◆ WHAT IS BEING ASKED ◆
Nothing may be dropped or altered: reproduce all the data.

◆ Data records ◆
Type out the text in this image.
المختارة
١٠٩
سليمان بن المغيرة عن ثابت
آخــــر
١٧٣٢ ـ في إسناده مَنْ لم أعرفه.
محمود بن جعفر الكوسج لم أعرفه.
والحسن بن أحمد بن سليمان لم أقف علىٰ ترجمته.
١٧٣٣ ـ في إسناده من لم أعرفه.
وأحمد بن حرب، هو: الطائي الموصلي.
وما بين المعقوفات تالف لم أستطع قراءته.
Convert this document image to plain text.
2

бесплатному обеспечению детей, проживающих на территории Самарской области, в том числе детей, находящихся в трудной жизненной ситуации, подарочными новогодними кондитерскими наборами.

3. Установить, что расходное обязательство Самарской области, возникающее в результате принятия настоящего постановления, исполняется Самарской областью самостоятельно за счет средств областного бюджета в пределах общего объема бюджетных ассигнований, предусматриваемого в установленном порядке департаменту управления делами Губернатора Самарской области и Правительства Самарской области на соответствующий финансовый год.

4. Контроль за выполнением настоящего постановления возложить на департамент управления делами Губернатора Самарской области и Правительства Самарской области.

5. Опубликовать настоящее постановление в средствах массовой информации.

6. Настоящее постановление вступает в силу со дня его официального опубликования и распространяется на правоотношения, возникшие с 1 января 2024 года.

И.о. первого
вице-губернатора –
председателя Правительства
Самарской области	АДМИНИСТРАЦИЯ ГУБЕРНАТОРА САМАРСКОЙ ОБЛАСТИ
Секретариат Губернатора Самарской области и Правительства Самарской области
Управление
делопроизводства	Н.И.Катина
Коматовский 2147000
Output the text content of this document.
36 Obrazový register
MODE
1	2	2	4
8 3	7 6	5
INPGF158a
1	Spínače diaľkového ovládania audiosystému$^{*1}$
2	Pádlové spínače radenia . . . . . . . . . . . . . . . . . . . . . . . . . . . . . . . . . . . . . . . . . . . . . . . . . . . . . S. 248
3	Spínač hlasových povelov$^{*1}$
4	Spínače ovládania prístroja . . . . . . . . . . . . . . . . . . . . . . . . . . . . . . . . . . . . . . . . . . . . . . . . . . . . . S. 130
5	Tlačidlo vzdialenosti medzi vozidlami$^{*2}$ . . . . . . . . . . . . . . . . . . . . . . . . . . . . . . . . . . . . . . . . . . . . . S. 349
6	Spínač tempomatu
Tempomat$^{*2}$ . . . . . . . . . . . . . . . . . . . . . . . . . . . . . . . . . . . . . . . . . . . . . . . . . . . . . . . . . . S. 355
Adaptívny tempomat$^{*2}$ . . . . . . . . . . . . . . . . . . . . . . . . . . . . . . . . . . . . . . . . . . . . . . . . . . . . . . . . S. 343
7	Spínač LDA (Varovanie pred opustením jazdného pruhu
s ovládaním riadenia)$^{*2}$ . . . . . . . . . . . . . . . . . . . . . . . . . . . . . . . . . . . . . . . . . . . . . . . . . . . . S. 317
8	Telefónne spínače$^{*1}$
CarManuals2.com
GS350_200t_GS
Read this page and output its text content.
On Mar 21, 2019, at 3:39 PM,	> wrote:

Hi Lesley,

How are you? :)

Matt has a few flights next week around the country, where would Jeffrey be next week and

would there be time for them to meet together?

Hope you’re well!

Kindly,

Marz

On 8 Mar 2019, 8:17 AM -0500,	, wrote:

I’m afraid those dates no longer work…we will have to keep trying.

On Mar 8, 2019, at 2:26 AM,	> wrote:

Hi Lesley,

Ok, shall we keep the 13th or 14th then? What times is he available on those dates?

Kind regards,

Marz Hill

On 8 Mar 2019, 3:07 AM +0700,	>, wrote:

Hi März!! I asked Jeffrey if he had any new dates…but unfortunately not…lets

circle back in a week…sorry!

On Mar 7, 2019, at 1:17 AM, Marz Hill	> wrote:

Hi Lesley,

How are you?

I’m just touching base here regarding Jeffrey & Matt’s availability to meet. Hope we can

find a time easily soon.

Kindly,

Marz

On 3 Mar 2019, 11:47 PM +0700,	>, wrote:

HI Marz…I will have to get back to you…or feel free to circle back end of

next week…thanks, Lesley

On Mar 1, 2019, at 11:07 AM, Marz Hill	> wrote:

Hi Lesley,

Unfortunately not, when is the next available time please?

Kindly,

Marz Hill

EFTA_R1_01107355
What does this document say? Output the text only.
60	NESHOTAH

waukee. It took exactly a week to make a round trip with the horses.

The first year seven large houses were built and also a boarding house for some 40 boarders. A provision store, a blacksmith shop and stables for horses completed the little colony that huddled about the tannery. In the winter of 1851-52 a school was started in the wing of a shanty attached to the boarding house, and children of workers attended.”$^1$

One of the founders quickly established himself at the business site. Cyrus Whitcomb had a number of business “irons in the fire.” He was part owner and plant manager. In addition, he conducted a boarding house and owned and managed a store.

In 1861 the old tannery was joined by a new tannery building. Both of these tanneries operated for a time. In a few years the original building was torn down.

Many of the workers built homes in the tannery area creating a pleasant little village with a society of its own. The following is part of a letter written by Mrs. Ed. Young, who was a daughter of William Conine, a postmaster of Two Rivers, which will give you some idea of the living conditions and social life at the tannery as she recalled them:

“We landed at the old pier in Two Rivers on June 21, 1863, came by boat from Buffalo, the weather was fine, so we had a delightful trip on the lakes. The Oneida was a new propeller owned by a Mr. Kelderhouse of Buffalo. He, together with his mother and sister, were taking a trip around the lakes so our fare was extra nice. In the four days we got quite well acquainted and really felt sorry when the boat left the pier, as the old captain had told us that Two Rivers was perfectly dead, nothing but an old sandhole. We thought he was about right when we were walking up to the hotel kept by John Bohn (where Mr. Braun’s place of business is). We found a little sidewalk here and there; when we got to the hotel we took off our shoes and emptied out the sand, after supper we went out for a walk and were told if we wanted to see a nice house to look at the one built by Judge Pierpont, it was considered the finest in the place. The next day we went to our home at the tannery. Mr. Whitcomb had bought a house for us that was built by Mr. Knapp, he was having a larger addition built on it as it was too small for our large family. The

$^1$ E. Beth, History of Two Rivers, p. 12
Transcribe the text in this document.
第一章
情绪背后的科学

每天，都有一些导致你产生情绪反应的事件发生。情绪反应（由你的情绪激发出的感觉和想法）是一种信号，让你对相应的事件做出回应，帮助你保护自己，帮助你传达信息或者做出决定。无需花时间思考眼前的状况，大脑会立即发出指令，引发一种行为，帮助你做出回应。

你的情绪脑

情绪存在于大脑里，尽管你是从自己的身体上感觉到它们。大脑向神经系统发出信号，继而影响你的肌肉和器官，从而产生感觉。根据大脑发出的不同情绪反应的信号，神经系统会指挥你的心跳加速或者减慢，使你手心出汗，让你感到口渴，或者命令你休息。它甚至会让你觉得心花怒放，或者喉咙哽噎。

◆ TASK SOLUTION ◆
Type out the text in this image.
المختارة
١٠٩
سليمان بن المغيرة عن ثابت
آخــــر
١٧٣٢ ـ في إسناده مَنْ لم أعرفه.
محمود بن جعفر الكوسج لم أعرفه.
والحسن بن أحمد بن سليمان لم أقف علىٰ ترجمته.
١٧٣٣ ـ في إسناده من لم أعرفه.
وأحمد بن حرب، هو: الطائي الموصلي.
وما بين المعقوفات تالف لم أستطع قراءته.
Convert this document image to plain text.
2

бесплатному обеспечению детей, проживающих на территории Самарской области, в том числе детей, находящихся в трудной жизненной ситуации, подарочными новогодними кондитерскими наборами.

3. Установить, что расходное обязательство Самарской области, возникающее в результате принятия настоящего постановления, исполняется Самарской областью самостоятельно за счет средств областного бюджета в пределах общего объема бюджетных ассигнований, предусматриваемого в установленном порядке департаменту управления делами Губернатора Самарской области и Правительства Самарской области на соответствующий финансовый год.

4. Контроль за выполнением настоящего постановления возложить на департамент управления делами Губернатора Самарской области и Правительства Самарской области.

5. Опубликовать настоящее постановление в средствах массовой информации.

6. Настоящее постановление вступает в силу со дня его официального опубликования и распространяется на правоотношения, возникшие с 1 января 2024 года.

И.о. первого
вице-губернатора –
председателя Правительства
Самарской области	АДМИНИСТРАЦИЯ ГУБЕРНАТОРА САМАРСКОЙ ОБЛАСТИ
Секретариат Губернатора Самарской области и Правительства Самарской области
Управление
делопроизводства	Н.И.Катина
Коматовский 2147000
Output the text content of this document.
36 Obrazový register
MODE
1	2	2	4
8 3	7 6	5
INPGF158a
1	Spínače diaľkového ovládania audiosystému$^{*1}$
2	Pádlové spínače radenia . . . . . . . . . . . . . . . . . . . . . . . . . . . . . . . . . . . . . . . . . . . . . . . . . . . . . S. 248
3	Spínač hlasových povelov$^{*1}$
4	Spínače ovládania prístroja . . . . . . . . . . . . . . . . . . . . . . . . . . . . . . . . . . . . . . . . . . . . . . . . . . . . . S. 130
5	Tlačidlo vzdialenosti medzi vozidlami$^{*2}$ . . . . . . . . . . . . . . . . . . . . . . . . . . . . . . . . . . . . . . . . . . . . . S. 349
6	Spínač tempomatu
Tempomat$^{*2}$ . . . . . . . . . . . . . . . . . . . . . . . . . . . . . . . . . . . . . . . . . . . . . . . . . . . . . . . . . . S. 355
Adaptívny tempomat$^{*2}$ . . . . . . . . . . . . . . . . . . . . . . . . . . . . . . . . . . . . . . . . . . . . . . . . . . . . . . . . S. 343
7	Spínač LDA (Varovanie pred opustením jazdného pruhu
s ovládaním riadenia)$^{*2}$ . . . . . . . . . . . . . . . . . . . . . . . . . . . . . . . . . . . . . . . . . . . . . . . . . . . . S. 317
8	Telefónne spínače$^{*1}$
CarManuals2.com
GS350_200t_GS
Read this page and output its text content.
On Mar 21, 2019, at 3:39 PM,	> wrote:

Hi Lesley,

How are you? :)

Matt has a few flights next week around the country, where would Jeffrey be next week and

would there be time for them to meet together?

Hope you’re well!

Kindly,

Marz

On 8 Mar 2019, 8:17 AM -0500,	, wrote:

I’m afraid those dates no longer work…we will have to keep trying.

On Mar 8, 2019, at 2:26 AM,	> wrote:

Hi Lesley,

Ok, shall we keep the 13th or 14th then? What times is he available on those dates?

Kind regards,

Marz Hill

On 8 Mar 2019, 3:07 AM +0700,	>, wrote:

Hi März!! I asked Jeffrey if he had any new dates…but unfortunately not…lets

circle back in a week…sorry!

On Mar 7, 2019, at 1:17 AM, Marz Hill	> wrote:

Hi Lesley,

How are you?

I’m just touching base here regarding Jeffrey & Matt’s availability to meet. Hope we can

find a time easily soon.

Kindly,

Marz

On 3 Mar 2019, 11:47 PM +0700,	>, wrote:

HI Marz…I will have to get back to you…or feel free to circle back end of

next week…thanks, Lesley

On Mar 1, 2019, at 11:07 AM, Marz Hill	> wrote:

Hi Lesley,

Unfortunately not, when is the next available time please?

Kindly,

Marz Hill

EFTA_R1_01107355
What does this document say? Output the text only.
60	NESHOTAH

waukee. It took exactly a week to make a round trip with the horses.

The first year seven large houses were built and also a boarding house for some 40 boarders. A provision store, a blacksmith shop and stables for horses completed the little colony that huddled about the tannery. In the winter of 1851-52 a school was started in the wing of a shanty attached to the boarding house, and children of workers attended.”$^1$

One of the founders quickly established himself at the business site. Cyrus Whitcomb had a number of business “irons in the fire.” He was part owner and plant manager. In addition, he conducted a boarding house and owned and managed a store.

In 1861 the old tannery was joined by a new tannery building. Both of these tanneries operated for a time. In a few years the original building was torn down.

Many of the workers built homes in the tannery area creating a pleasant little village with a society of its own. The following is part of a letter written by Mrs. Ed. Young, who was a daughter of William Conine, a postmaster of Two Rivers, which will give you some idea of the living conditions and social life at the tannery as she recalled them:

“We landed at the old pier in Two Rivers on June 21, 1863, came by boat from Buffalo, the weather was fine, so we had a delightful trip on the lakes. The Oneida was a new propeller owned by a Mr. Kelderhouse of Buffalo. He, together with his mother and sister, were taking a trip around the lakes so our fare was extra nice. In the four days we got quite well acquainted and really felt sorry when the boat left the pier, as the old captain had told us that Two Rivers was perfectly dead, nothing but an old sandhole. We thought he was about right when we were walking up to the hotel kept by John Bohn (where Mr. Braun’s place of business is). We found a little sidewalk here and there; when we got to the hotel we took off our shoes and emptied out the sand, after supper we went out for a walk and were told if we wanted to see a nice house to look at the one built by Judge Pierpont, it was considered the finest in the place. The next day we went to our home at the tannery. Mr. Whitcomb had bought a house for us that was built by Mr. Knapp, he was having a larger addition built on it as it was too small for our large family. The

$^1$ E. Beth, History of Two Rivers, p. 12
Transcribe the text in this document.
第一章
情绪背后的科学

每天，都有一些导致你产生情绪反应的事件发生。情绪反应（由你的情绪激发出的感觉和想法）是一种信号，让你对相应的事件做出回应，帮助你保护自己，帮助你传达信息或者做出决定。无需花时间思考眼前的状况，大脑会立即发出指令，引发一种行为，帮助你做出回应。

你的情绪脑

情绪存在于大脑里，尽管你是从自己的身体上感觉到它们。大脑向神经系统发出信号，继而影响你的肌肉和器官，从而产生感觉。根据大脑发出的不同情绪反应的信号，神经系统会指挥你的心跳加速或者减慢，使你手心出汗，让你感到口渴，或者命令你休息。它甚至会让你觉得心花怒放，或者喉咙哽噎。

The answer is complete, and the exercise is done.